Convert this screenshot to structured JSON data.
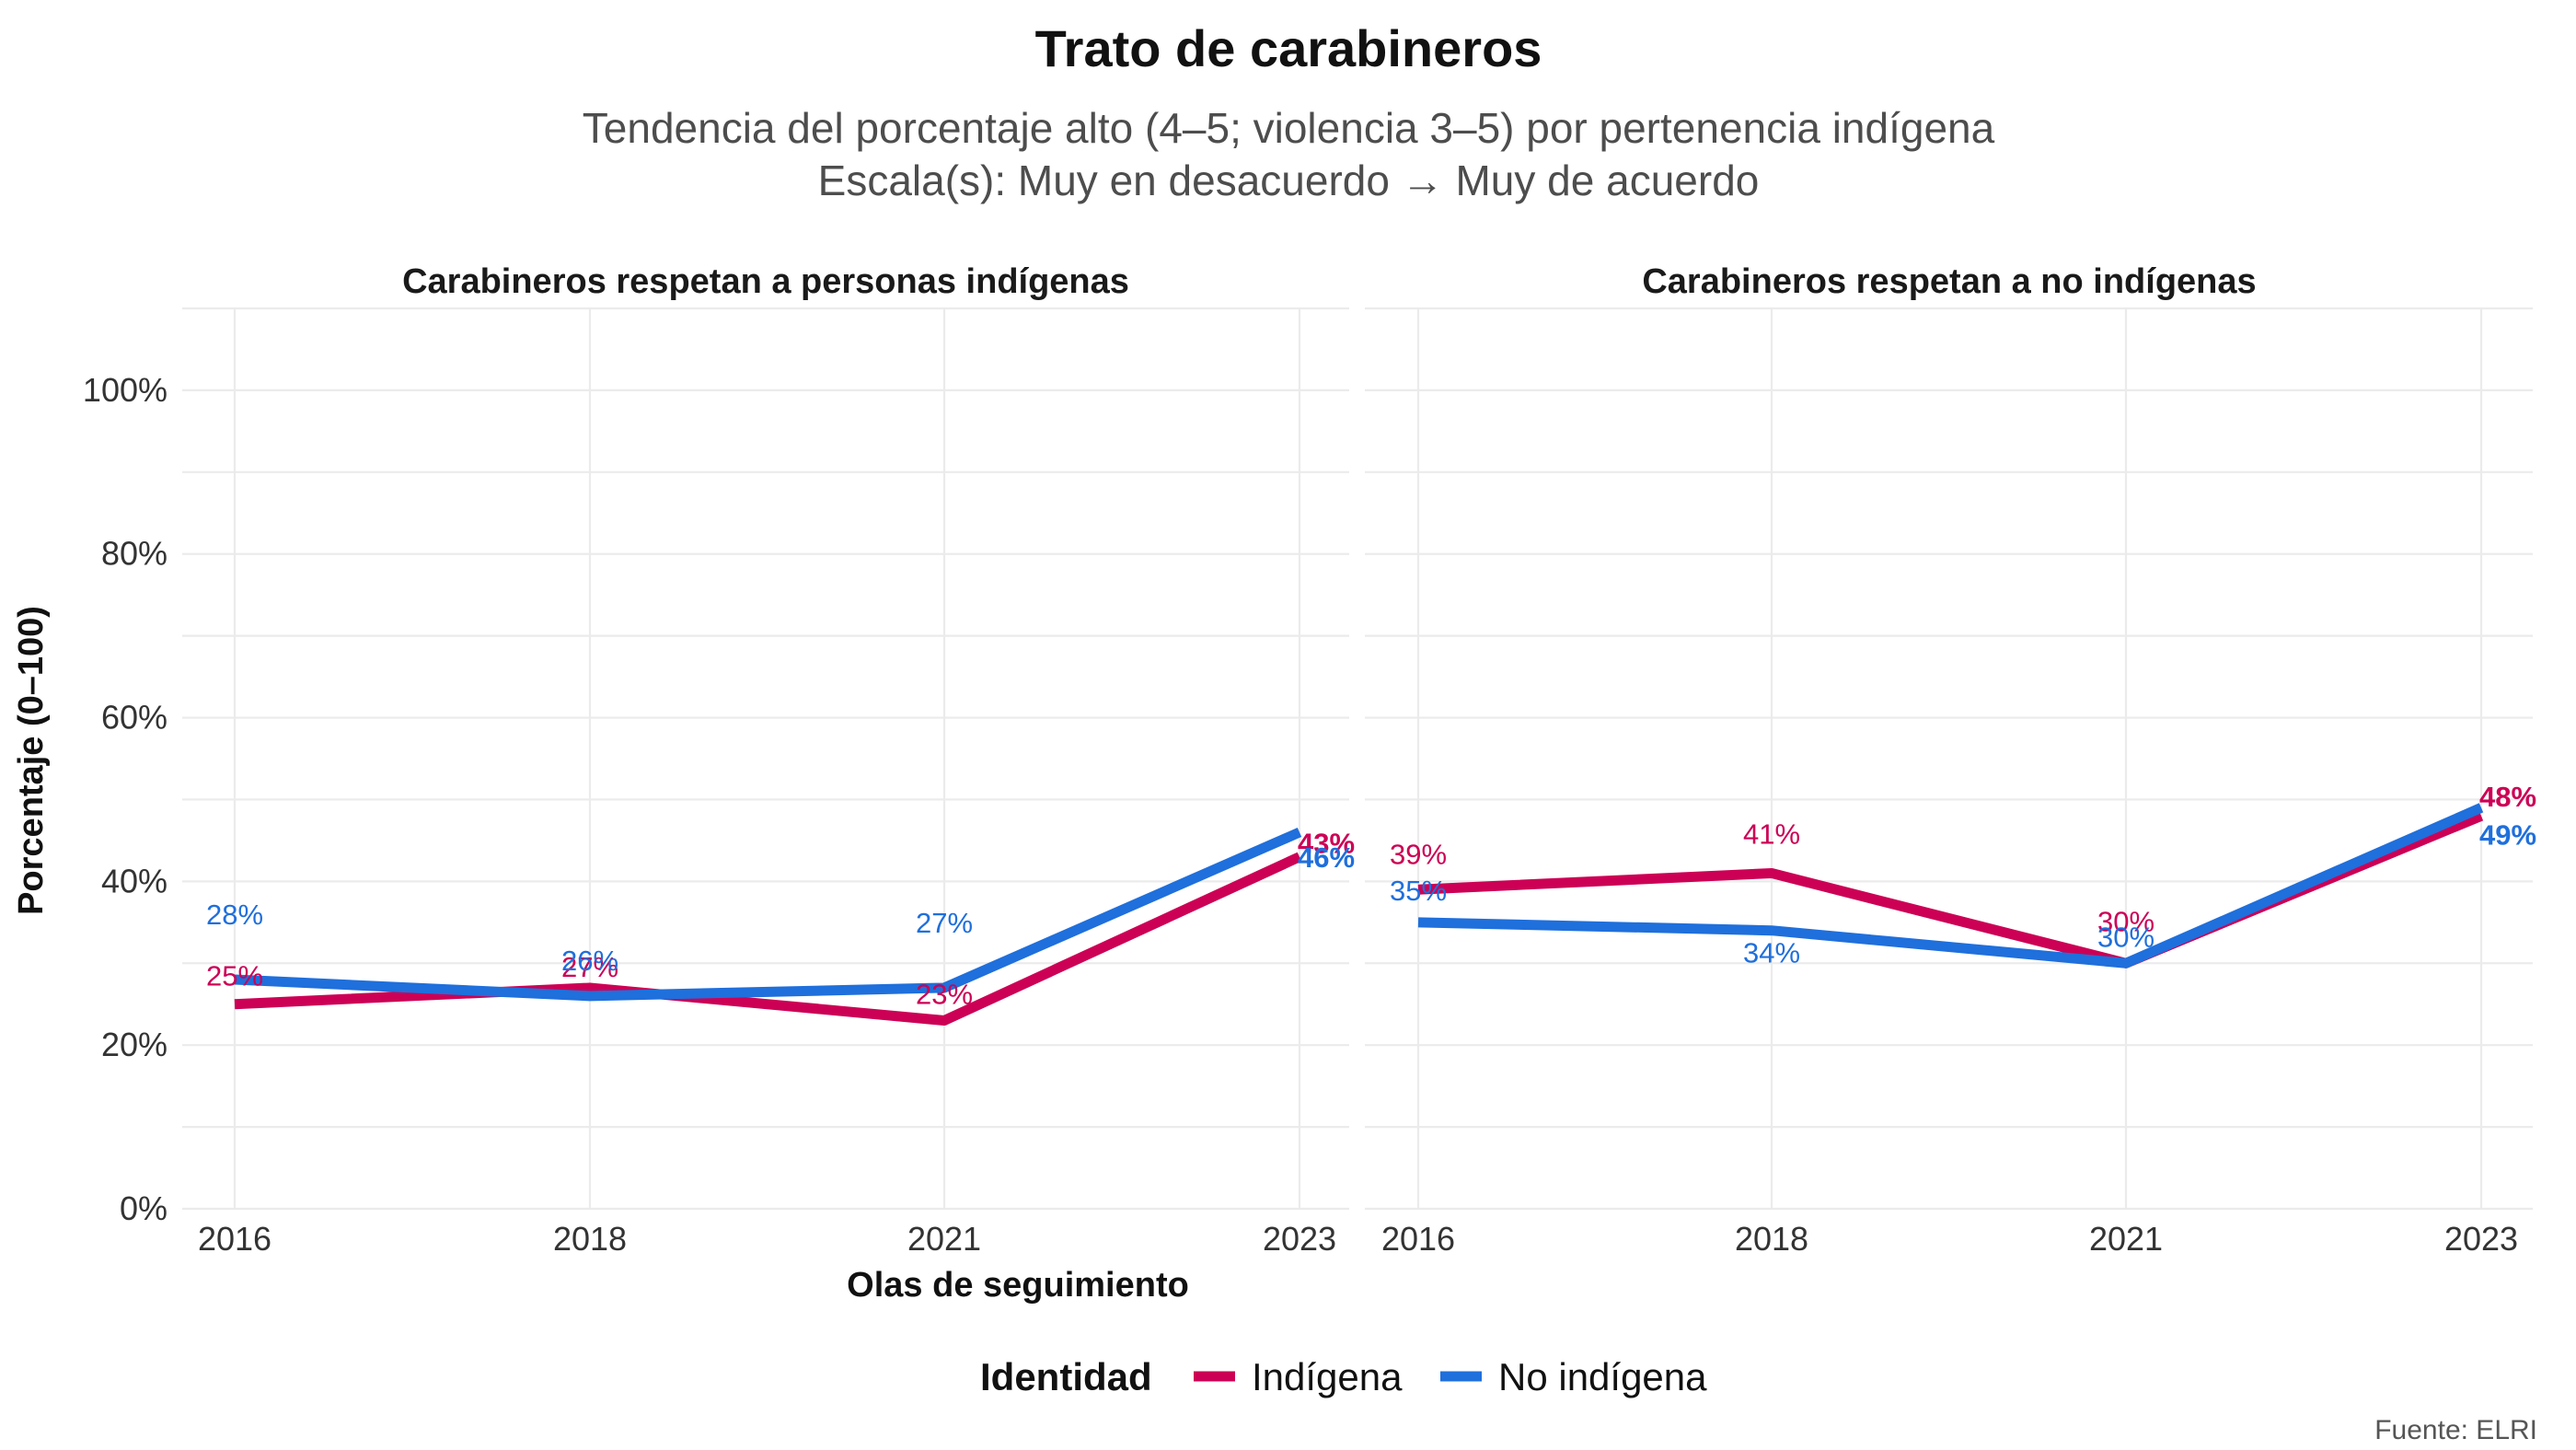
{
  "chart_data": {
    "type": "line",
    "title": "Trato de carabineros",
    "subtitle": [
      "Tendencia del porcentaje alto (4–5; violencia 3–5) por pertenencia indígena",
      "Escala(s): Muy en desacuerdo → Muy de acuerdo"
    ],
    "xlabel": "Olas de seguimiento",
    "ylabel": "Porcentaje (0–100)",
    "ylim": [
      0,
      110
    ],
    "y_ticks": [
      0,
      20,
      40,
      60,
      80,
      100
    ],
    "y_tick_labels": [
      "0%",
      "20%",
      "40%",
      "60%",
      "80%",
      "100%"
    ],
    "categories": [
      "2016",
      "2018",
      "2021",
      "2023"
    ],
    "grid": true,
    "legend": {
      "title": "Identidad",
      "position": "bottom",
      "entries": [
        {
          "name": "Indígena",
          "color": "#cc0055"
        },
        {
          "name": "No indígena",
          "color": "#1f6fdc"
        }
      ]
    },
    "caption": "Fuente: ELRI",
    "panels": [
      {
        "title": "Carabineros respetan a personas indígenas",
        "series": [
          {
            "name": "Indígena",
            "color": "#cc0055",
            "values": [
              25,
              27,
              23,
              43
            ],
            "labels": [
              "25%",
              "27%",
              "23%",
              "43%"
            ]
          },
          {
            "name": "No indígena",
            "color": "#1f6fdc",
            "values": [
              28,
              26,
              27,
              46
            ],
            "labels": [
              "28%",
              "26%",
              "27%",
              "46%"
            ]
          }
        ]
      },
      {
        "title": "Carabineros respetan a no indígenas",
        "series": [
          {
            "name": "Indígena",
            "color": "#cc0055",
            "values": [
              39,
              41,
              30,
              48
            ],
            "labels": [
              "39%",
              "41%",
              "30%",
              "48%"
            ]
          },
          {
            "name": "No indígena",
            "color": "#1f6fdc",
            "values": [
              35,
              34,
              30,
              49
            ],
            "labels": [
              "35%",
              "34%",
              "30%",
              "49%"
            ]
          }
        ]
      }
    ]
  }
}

### Aim of the exercise
Reproduce the material in full, word for word, and omit the pictures.

### Written response
Convert this screenshot to structured JSON data.
{
  "chart_data": {
    "type": "line",
    "title": "Trato de carabineros",
    "subtitle": [
      "Tendencia del porcentaje alto (4–5; violencia 3–5) por pertenencia indígena",
      "Escala(s): Muy en desacuerdo → Muy de acuerdo"
    ],
    "xlabel": "Olas de seguimiento",
    "ylabel": "Porcentaje (0–100)",
    "ylim": [
      0,
      110
    ],
    "y_ticks": [
      0,
      20,
      40,
      60,
      80,
      100
    ],
    "y_tick_labels": [
      "0%",
      "20%",
      "40%",
      "60%",
      "80%",
      "100%"
    ],
    "categories": [
      "2016",
      "2018",
      "2021",
      "2023"
    ],
    "grid": true,
    "legend": {
      "title": "Identidad",
      "position": "bottom",
      "entries": [
        {
          "name": "Indígena",
          "color": "#cc0055"
        },
        {
          "name": "No indígena",
          "color": "#1f6fdc"
        }
      ]
    },
    "caption": "Fuente: ELRI",
    "panels": [
      {
        "title": "Carabineros respetan a personas indígenas",
        "series": [
          {
            "name": "Indígena",
            "color": "#cc0055",
            "values": [
              25,
              27,
              23,
              43
            ],
            "labels": [
              "25%",
              "27%",
              "23%",
              "43%"
            ]
          },
          {
            "name": "No indígena",
            "color": "#1f6fdc",
            "values": [
              28,
              26,
              27,
              46
            ],
            "labels": [
              "28%",
              "26%",
              "27%",
              "46%"
            ]
          }
        ]
      },
      {
        "title": "Carabineros respetan a no indígenas",
        "series": [
          {
            "name": "Indígena",
            "color": "#cc0055",
            "values": [
              39,
              41,
              30,
              48
            ],
            "labels": [
              "39%",
              "41%",
              "30%",
              "48%"
            ]
          },
          {
            "name": "No indígena",
            "color": "#1f6fdc",
            "values": [
              35,
              34,
              30,
              49
            ],
            "labels": [
              "35%",
              "34%",
              "30%",
              "49%"
            ]
          }
        ]
      }
    ]
  }
}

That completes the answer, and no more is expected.